Exact reproduction is required for all entries.

(Stored data)
┌──

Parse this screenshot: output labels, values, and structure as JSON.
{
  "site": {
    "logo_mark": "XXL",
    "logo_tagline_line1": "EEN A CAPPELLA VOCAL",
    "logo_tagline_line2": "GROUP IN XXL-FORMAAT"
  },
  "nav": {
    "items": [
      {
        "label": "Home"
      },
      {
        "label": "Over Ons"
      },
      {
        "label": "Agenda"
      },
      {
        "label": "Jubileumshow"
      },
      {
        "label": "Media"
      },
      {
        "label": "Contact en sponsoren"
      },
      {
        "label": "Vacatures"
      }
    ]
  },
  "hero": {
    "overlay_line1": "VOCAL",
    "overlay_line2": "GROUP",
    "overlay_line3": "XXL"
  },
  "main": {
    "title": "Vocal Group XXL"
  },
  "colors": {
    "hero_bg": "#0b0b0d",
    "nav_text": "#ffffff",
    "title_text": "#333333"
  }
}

└──

# Expected output
Parse this screenshot: output labels, values, and structure as JSON.
{
  "site": {
    "logo_mark": "XXL",
    "logo_tagline_line1": "EEN A CAPPELLA VOCAL",
    "logo_tagline_line2": "GROUP IN XXL-FORMAAT"
  },
  "nav": {
    "items": [
      {
        "label": "Home"
      },
      {
        "label": "Over Ons"
      },
      {
        "label": "Agenda"
      },
      {
        "label": "Jubileumshow"
      },
      {
        "label": "Media"
      },
      {
        "label": "Contact en sponsoren"
      },
      {
        "label": "Vacatures"
      }
    ]
  },
  "hero": {
    "overlay_line1": "VOCAL",
    "overlay_line2": "GROUP",
    "overlay_line3": "XXL"
  },
  "main": {
    "title": "Vocal Group XXL"
  },
  "colors": {
    "hero_bg": "#0b0b0d",
    "nav_text": "#ffffff",
    "title_text": "#333333"
  }
}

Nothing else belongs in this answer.